● DATASET RECORDS:

.....

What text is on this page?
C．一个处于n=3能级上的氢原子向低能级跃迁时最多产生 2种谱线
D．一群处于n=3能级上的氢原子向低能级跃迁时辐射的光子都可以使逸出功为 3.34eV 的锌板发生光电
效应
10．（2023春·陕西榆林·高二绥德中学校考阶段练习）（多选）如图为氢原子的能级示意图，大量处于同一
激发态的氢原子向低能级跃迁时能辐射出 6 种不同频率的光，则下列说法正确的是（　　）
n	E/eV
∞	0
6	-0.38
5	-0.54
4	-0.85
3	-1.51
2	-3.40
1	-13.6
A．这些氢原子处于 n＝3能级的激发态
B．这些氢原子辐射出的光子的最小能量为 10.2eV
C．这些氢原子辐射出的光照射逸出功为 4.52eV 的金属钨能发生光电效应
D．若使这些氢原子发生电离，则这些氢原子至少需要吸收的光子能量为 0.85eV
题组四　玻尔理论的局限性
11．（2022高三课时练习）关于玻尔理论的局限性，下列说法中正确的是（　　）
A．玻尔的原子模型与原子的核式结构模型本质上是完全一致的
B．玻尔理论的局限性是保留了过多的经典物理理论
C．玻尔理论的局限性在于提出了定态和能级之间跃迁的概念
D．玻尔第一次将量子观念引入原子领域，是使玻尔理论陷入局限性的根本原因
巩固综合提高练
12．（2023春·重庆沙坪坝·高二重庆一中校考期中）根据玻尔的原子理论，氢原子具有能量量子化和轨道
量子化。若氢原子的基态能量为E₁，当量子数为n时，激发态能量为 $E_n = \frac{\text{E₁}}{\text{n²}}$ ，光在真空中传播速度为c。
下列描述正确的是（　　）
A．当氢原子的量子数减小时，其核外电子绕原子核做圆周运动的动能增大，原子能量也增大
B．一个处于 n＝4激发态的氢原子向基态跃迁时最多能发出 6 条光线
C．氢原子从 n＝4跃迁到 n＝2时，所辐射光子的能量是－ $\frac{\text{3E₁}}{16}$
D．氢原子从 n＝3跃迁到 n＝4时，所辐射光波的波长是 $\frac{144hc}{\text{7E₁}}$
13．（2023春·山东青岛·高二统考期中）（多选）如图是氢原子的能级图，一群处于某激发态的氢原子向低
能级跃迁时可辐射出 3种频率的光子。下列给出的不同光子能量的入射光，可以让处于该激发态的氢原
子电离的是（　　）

.....

● TASK PROMPT: Write the data back out verbatim.

● THE RESPONSE:
What text is on this page?
C．一个处于n=3能级上的氢原子向低能级跃迁时最多产生 2种谱线
D．一群处于n=3能级上的氢原子向低能级跃迁时辐射的光子都可以使逸出功为 3.34eV 的锌板发生光电
效应
10．（2023春·陕西榆林·高二绥德中学校考阶段练习）（多选）如图为氢原子的能级示意图，大量处于同一
激发态的氢原子向低能级跃迁时能辐射出 6 种不同频率的光，则下列说法正确的是（　　）
n	E/eV
∞	0
6	-0.38
5	-0.54
4	-0.85
3	-1.51
2	-3.40
1	-13.6
A．这些氢原子处于 n＝3能级的激发态
B．这些氢原子辐射出的光子的最小能量为 10.2eV
C．这些氢原子辐射出的光照射逸出功为 4.52eV 的金属钨能发生光电效应
D．若使这些氢原子发生电离，则这些氢原子至少需要吸收的光子能量为 0.85eV
题组四　玻尔理论的局限性
11．（2022高三课时练习）关于玻尔理论的局限性，下列说法中正确的是（　　）
A．玻尔的原子模型与原子的核式结构模型本质上是完全一致的
B．玻尔理论的局限性是保留了过多的经典物理理论
C．玻尔理论的局限性在于提出了定态和能级之间跃迁的概念
D．玻尔第一次将量子观念引入原子领域，是使玻尔理论陷入局限性的根本原因
巩固综合提高练
12．（2023春·重庆沙坪坝·高二重庆一中校考期中）根据玻尔的原子理论，氢原子具有能量量子化和轨道
量子化。若氢原子的基态能量为E₁，当量子数为n时，激发态能量为 $E_n = \frac{\text{E₁}}{\text{n²}}$ ，光在真空中传播速度为c。
下列描述正确的是（　　）
A．当氢原子的量子数减小时，其核外电子绕原子核做圆周运动的动能增大，原子能量也增大
B．一个处于 n＝4激发态的氢原子向基态跃迁时最多能发出 6 条光线
C．氢原子从 n＝4跃迁到 n＝2时，所辐射光子的能量是－ $\frac{\text{3E₁}}{16}$
D．氢原子从 n＝3跃迁到 n＝4时，所辐射光波的波长是 $\frac{144hc}{\text{7E₁}}$
13．（2023春·山东青岛·高二统考期中）（多选）如图是氢原子的能级图，一群处于某激发态的氢原子向低
能级跃迁时可辐射出 3种频率的光子。下列给出的不同光子能量的入射光，可以让处于该激发态的氢原
子电离的是（　　）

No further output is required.